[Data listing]
====================

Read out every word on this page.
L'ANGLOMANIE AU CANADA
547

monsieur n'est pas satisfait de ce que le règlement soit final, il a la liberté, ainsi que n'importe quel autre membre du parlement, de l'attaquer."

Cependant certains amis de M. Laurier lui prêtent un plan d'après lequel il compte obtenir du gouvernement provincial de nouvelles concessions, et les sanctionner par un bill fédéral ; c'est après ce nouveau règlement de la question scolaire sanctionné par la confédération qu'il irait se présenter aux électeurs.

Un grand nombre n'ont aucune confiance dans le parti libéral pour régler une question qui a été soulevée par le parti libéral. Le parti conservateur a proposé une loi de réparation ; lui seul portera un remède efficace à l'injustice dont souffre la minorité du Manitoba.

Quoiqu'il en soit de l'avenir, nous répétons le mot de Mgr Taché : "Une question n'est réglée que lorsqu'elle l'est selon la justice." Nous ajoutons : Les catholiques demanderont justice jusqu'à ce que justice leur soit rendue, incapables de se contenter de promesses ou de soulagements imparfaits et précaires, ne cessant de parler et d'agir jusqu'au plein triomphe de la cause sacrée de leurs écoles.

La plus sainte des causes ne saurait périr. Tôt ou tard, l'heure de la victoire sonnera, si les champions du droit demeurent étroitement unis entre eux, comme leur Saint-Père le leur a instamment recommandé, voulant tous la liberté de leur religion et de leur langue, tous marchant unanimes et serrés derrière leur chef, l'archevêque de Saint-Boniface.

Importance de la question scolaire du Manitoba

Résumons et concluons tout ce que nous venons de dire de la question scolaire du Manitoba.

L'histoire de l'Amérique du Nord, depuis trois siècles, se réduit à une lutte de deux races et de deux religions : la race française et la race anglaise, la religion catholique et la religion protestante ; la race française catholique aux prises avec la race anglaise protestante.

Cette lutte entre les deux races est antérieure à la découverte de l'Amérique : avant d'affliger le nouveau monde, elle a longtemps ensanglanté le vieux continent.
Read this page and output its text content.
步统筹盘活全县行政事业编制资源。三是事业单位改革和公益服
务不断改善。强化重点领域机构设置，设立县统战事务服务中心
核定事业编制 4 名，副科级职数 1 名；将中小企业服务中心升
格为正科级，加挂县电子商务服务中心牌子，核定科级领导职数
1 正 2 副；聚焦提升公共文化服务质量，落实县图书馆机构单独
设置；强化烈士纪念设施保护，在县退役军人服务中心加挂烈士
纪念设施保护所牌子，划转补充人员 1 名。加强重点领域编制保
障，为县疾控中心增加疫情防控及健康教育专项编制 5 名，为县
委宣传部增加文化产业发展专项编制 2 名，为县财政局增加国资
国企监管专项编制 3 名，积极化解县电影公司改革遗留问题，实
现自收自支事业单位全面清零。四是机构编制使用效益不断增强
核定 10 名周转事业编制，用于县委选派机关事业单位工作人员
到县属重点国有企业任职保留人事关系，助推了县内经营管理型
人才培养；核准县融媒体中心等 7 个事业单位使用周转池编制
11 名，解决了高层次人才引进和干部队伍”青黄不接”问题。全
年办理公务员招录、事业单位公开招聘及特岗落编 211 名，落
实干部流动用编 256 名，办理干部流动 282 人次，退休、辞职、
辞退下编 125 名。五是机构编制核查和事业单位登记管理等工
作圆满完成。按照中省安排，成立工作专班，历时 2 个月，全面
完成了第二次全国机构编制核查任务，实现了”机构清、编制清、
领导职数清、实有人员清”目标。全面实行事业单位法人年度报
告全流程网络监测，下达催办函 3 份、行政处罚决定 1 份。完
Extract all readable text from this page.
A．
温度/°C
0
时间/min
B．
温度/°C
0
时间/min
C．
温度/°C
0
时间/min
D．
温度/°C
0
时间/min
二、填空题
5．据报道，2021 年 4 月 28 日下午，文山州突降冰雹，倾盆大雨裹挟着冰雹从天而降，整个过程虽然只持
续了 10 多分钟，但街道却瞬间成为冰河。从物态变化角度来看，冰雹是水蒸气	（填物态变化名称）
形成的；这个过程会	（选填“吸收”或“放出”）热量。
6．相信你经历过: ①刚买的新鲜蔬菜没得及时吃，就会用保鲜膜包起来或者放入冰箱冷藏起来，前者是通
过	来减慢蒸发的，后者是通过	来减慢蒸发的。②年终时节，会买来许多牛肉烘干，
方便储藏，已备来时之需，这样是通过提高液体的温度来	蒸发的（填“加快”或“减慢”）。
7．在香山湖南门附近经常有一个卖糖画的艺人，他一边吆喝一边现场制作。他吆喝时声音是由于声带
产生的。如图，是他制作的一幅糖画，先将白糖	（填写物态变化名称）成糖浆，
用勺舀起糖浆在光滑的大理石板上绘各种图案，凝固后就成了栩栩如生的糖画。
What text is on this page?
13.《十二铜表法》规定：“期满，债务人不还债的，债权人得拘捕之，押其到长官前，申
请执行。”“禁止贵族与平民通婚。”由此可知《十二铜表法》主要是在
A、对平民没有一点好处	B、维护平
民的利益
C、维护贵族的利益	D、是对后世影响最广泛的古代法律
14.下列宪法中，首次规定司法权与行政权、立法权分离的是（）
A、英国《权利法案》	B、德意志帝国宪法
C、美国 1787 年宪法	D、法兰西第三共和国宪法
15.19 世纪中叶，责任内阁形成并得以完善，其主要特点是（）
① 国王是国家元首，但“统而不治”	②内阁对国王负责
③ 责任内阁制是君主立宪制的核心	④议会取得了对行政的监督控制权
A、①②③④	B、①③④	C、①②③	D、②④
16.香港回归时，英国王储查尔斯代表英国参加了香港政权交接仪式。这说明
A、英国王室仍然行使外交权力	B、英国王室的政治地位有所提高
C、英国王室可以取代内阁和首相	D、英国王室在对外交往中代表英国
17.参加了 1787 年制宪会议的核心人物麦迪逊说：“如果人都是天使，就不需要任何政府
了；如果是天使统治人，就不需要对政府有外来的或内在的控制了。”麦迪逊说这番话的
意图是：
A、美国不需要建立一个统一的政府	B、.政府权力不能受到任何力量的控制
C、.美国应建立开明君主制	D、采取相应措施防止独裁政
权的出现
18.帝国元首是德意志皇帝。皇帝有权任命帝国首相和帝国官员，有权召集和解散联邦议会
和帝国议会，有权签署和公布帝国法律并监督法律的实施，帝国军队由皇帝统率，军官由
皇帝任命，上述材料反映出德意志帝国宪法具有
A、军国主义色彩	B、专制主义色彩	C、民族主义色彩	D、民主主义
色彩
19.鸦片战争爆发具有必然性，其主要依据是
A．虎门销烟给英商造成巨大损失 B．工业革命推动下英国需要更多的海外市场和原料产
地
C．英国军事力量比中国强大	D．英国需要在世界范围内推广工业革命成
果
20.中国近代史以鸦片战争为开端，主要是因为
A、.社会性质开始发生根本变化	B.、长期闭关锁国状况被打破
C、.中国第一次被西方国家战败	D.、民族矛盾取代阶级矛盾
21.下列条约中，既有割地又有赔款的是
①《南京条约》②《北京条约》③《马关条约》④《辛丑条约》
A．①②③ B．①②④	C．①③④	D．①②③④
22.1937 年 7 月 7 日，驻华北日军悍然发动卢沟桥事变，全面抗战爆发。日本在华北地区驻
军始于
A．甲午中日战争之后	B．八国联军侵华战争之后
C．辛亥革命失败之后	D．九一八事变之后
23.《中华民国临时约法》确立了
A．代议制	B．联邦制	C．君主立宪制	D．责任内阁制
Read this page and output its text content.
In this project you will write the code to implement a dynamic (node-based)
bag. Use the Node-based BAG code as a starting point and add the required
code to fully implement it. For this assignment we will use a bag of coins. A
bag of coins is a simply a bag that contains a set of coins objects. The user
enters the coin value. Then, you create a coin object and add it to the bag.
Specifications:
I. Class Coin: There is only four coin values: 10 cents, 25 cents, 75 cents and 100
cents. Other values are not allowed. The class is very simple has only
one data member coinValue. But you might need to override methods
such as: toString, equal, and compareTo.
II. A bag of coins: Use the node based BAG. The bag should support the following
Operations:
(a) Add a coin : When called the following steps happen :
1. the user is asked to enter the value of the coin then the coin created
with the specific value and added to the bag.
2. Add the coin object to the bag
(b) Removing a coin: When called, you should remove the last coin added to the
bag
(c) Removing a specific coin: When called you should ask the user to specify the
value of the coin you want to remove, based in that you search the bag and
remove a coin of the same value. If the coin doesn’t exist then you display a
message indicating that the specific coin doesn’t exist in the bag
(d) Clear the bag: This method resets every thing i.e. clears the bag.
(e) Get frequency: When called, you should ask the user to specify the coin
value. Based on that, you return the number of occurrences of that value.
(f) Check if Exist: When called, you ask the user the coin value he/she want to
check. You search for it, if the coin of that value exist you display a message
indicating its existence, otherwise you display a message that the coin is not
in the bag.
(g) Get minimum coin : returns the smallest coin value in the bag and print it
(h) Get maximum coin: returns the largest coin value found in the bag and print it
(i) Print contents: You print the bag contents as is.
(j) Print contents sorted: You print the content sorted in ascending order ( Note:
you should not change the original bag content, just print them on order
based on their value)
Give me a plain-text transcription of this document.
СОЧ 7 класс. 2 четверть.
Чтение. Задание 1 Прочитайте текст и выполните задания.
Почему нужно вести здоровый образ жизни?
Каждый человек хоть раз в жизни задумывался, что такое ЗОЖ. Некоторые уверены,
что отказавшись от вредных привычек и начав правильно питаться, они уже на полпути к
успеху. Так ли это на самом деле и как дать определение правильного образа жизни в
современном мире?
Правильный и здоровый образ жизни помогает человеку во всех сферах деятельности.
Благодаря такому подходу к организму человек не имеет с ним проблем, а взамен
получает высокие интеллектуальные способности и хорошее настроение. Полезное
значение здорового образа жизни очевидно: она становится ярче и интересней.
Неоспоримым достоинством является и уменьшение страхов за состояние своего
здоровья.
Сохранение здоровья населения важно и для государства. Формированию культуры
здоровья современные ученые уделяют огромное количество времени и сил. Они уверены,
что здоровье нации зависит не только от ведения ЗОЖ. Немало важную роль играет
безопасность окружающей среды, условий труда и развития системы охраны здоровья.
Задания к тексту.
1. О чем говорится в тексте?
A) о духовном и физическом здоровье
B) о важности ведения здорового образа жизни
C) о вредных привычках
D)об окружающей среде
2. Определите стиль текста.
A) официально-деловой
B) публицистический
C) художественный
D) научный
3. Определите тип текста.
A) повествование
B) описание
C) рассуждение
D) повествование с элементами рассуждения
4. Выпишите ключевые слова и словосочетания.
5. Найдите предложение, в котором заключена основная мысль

====================

#### Exercise directions:
Return, from the data, each line that has the word "здоровья" in it.

#### Solution for this task:
здоровья.
Сохранение здоровья населения важно и для государства. Формированию культуры
здоровья современные ученые уделяют огромное количество времени и сил. Они уверены,
безопасность окружающей среды, условий труда и развития системы охраны здоровья.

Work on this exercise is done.